Introduction

Olivine-structured LiFePO4 is one of the most promising cathode materials for next-generation lithium-ion batteries in applications of large-size and high-power devices [1]. Compared with commercial layered LiCoO2 material with lower capacity and poorer safety, it possesses more excellent chemical and thermal stability, acceptable flat voltage plateau (3.4 V vs Li+/Li) and a high theoretical rate capacity of 170 mAh g−1, and it offers economic and environmental advantages because of its low-cost and nontoxicity. However, the undesirable high-rate performance of LiFePO4 resulting from its poor electronic conductivity nature and sluggish ionic diffusion restricts its applications in large power devices [2]. The key issues are how fast Li+ ion inserted/extracted, and how fast electrons can be transported during charge/discharge process.

Enormous efforts have been made to improve the electronic and ionic conductivity of the bulk as well as surface of the LiFePO4 material. Up to now, surface coating of LiFePO4 with carbon is one popular method to obtain good electrochemical performance [312]. However, the effectiveness of carbon coating in enhancing electrochemical performances of LiFePO4 can be affected by many factors [1318]. The factors influencing the effect of the coating carbon include the following: carbon content and carbon thickness, carbon morphology and distribution, and so on. If the coating layer carbon has thin layer, complete graphitization and appropriate content on the surface of LiFePO4, the electron conductivity of LiFePO4 bulk will be greatly improved. Except the direct contribution to electron conductivity, the carbon coating can also bring some conductive by-product of metal phosphides, which is beneficial to the increased electronic conductivity of LiFePO4 [11, 19].

- - -

-- JOBS --
(a) Reproduce word for word the part of the LiFePO4 introduction starting with "Olivine-structured LiFePO4 is" and going on through "during charge/discharge process.".
(b) State whether each statement agrees with the LiFePO4 introduction, answering yes or no and quoting the deciding words: (i) LiFePO4 has a theoretical rate capacity of 170 mAh g−1; (ii) LiFePO4 is more toxic than LiCoO2; (iii) carbon thickness is one factor that influences the effect of the coating carbon.
The rows have no connection to the LiFePO4 introduction.

-- DATASET EXCERPTS --

- - -

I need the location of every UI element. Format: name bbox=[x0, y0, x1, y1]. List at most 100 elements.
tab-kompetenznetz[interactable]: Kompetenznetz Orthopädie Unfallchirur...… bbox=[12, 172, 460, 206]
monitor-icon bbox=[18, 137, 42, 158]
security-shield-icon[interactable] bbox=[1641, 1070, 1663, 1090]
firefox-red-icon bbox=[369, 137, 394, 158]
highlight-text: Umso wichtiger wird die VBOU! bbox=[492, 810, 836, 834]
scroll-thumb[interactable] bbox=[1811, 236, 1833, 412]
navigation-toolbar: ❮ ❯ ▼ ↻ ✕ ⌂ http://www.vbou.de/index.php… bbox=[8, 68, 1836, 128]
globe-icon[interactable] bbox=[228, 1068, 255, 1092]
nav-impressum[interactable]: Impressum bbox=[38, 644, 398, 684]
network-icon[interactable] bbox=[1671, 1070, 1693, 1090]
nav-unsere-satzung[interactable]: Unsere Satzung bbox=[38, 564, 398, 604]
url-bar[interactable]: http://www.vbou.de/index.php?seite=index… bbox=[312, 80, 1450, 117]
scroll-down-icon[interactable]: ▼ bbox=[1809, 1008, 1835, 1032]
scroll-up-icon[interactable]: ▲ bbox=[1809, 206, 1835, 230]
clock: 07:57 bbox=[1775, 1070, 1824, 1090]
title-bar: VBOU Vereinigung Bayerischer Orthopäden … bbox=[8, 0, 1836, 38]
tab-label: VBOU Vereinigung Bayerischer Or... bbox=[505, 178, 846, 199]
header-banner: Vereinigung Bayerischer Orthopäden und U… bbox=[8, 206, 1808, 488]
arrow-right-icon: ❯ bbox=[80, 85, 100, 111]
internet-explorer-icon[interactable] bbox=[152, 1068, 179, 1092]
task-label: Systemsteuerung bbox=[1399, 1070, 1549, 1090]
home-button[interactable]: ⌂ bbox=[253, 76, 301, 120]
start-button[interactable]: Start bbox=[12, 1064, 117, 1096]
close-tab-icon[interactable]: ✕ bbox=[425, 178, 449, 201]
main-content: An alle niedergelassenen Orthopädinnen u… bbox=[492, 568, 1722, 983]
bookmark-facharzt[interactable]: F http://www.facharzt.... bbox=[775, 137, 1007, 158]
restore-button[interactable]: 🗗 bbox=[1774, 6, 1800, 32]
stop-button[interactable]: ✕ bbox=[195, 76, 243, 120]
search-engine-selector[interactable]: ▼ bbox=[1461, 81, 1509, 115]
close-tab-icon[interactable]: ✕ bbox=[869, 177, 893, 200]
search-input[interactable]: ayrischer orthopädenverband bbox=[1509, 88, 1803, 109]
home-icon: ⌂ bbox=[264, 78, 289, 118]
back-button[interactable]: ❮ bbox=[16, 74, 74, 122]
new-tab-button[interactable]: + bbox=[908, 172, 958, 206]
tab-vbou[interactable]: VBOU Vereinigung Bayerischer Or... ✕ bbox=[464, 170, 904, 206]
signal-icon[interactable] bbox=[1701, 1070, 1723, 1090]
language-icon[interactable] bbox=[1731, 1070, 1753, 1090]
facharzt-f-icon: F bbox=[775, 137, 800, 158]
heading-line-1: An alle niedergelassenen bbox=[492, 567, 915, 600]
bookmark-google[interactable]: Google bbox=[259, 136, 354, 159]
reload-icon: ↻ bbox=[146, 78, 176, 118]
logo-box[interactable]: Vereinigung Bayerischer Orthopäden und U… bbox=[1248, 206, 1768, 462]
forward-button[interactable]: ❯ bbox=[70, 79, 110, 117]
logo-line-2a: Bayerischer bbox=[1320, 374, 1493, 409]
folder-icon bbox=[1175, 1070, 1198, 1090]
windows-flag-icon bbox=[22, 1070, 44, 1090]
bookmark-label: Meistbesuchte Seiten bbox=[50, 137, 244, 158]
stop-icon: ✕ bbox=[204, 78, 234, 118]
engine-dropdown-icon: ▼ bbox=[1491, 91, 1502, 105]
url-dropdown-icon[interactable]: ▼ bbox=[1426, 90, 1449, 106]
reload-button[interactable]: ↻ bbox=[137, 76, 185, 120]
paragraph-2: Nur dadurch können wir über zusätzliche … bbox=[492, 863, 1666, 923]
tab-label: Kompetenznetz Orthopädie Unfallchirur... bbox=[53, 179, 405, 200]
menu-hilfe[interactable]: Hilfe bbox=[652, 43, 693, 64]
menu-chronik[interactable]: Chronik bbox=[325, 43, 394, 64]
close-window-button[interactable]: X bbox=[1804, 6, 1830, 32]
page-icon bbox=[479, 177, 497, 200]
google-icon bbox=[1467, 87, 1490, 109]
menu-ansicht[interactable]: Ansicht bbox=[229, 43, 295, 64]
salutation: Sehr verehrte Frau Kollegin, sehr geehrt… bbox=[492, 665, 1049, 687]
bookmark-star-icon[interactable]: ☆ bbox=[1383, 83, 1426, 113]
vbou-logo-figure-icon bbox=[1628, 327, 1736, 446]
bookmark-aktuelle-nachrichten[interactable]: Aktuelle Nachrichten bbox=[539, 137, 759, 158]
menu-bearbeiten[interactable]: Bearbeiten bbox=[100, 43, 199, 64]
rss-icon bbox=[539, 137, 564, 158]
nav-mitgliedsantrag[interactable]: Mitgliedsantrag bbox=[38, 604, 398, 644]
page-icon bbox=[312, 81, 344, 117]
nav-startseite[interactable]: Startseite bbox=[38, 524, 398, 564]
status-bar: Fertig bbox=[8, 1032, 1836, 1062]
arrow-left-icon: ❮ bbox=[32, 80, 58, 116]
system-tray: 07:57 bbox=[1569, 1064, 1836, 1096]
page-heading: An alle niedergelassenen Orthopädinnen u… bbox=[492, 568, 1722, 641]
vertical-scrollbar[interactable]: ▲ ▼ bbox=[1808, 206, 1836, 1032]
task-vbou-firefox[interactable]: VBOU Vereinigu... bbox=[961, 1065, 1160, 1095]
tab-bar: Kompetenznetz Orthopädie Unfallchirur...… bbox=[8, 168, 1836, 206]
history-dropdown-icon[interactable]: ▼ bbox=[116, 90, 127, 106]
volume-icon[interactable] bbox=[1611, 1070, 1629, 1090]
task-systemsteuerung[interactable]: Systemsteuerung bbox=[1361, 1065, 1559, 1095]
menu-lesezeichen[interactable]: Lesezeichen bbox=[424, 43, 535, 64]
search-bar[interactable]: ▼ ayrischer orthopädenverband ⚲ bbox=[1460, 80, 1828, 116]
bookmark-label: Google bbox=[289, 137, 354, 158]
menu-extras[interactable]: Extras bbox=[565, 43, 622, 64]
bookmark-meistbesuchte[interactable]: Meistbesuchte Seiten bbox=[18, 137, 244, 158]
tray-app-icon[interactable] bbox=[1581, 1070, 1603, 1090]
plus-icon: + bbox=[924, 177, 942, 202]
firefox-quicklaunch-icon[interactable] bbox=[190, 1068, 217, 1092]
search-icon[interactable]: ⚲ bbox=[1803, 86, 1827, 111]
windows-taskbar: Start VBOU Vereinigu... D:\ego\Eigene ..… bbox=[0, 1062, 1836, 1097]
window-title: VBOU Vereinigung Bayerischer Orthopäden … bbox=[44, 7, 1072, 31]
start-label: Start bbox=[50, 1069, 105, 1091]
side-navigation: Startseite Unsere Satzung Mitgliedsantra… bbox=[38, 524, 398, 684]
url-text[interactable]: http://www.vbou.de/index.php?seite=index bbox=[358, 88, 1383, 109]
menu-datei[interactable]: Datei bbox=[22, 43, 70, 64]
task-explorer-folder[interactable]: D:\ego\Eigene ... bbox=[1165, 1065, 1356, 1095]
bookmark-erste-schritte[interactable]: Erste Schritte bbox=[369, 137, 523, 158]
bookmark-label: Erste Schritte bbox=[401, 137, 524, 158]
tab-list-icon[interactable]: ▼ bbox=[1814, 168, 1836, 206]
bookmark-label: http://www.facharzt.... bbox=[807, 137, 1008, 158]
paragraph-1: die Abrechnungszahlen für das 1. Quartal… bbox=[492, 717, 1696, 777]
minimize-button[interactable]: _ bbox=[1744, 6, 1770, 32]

- - -

-- EXERCISE RESULTS --
(a)
Olivine-structured LiFePO4 is one of the most promising cathode materials for next-generation lithium-ion batteries in applications of large-size and high-power devices [1]. Compared with commercial layered LiCoO2 material with lower capacity and poorer safety, it possesses more excellent chemical and thermal stability, acceptable flat voltage plateau (3.4 V vs Li+/Li) and a high theoretical rate capacity of 170 mAh g−1, and it offers economic and environmental advantages because of its low-cost and nontoxicity. However, the undesirable high-rate performance of LiFePO4 resulting from its poor electronic conductivity nature and sluggish ionic diffusion restricts its applications in large power devices [2]. The key issues are how fast Li+ ion inserted/extracted, and how fast electrons can be transported during charge/discharge process.

(b)
(i) Yes: "a high theoretical rate capacity of 170 mAh g−1"
(ii) No: "it offers economic and environmental advantages because of its low-cost and nontoxicity"
(iii) Yes: "The factors influencing the effect of the coating carbon include the following: carbon content and carbon thickness"